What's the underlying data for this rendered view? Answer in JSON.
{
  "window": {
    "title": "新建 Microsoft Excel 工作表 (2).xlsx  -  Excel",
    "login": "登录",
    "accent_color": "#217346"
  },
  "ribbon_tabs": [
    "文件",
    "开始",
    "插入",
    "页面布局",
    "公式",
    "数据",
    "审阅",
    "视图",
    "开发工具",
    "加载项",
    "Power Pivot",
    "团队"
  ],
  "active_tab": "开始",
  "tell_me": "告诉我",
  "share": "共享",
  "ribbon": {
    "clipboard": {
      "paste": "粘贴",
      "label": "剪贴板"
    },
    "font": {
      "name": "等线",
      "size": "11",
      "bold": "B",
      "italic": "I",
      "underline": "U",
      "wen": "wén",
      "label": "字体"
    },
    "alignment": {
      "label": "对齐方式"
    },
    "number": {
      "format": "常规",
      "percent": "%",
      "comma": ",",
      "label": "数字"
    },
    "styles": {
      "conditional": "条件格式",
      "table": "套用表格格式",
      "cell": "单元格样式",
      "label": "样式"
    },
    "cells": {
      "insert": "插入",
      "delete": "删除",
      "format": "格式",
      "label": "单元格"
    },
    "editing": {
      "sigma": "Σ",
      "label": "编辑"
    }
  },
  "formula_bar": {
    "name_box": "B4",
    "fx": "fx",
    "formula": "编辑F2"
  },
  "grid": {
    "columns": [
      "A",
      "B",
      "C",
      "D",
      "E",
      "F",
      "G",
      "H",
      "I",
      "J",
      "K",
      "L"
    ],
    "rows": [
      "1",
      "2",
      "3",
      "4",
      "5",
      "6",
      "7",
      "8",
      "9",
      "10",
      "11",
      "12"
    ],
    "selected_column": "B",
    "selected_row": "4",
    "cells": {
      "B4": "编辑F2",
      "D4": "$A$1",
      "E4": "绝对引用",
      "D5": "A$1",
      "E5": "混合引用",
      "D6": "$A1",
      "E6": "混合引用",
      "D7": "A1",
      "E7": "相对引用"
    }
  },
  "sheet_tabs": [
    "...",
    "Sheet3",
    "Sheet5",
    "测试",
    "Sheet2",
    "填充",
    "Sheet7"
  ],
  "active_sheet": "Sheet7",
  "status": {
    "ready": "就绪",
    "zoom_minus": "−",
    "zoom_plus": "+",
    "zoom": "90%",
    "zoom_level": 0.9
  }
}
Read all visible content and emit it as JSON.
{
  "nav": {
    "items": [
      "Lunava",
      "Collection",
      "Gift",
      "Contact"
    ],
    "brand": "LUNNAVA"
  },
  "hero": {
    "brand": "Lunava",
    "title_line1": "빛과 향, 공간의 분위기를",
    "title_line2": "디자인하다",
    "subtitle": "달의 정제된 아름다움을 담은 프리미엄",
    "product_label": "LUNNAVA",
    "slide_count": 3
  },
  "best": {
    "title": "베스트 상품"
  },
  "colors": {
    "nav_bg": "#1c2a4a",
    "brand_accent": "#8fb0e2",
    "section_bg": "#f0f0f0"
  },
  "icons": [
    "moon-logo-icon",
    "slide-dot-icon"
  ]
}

━━━━━━━━━━━━━━━━

- **Exercise requirements**: Give back exactly the lines running from the line containing "Read all visible content and emit it as JSON." through the end of the material above, both included, and nothing beyond them.

- **Solution**:
Read all visible content and emit it as JSON.
{
  "nav": {
    "items": [
      "Lunava",
      "Collection",
      "Gift",
      "Contact"
    ],
    "brand": "LUNNAVA"
  },
  "hero": {
    "brand": "Lunava",
    "title_line1": "빛과 향, 공간의 분위기를",
    "title_line2": "디자인하다",
    "subtitle": "달의 정제된 아름다움을 담은 프리미엄",
    "product_label": "LUNNAVA",
    "slide_count": 3
  },
  "best": {
    "title": "베스트 상품"
  },
  "colors": {
    "nav_bg": "#1c2a4a",
    "brand_accent": "#8fb0e2",
    "section_bg": "#f0f0f0"
  },
  "icons": [
    "moon-logo-icon",
    "slide-dot-icon"
  ]
}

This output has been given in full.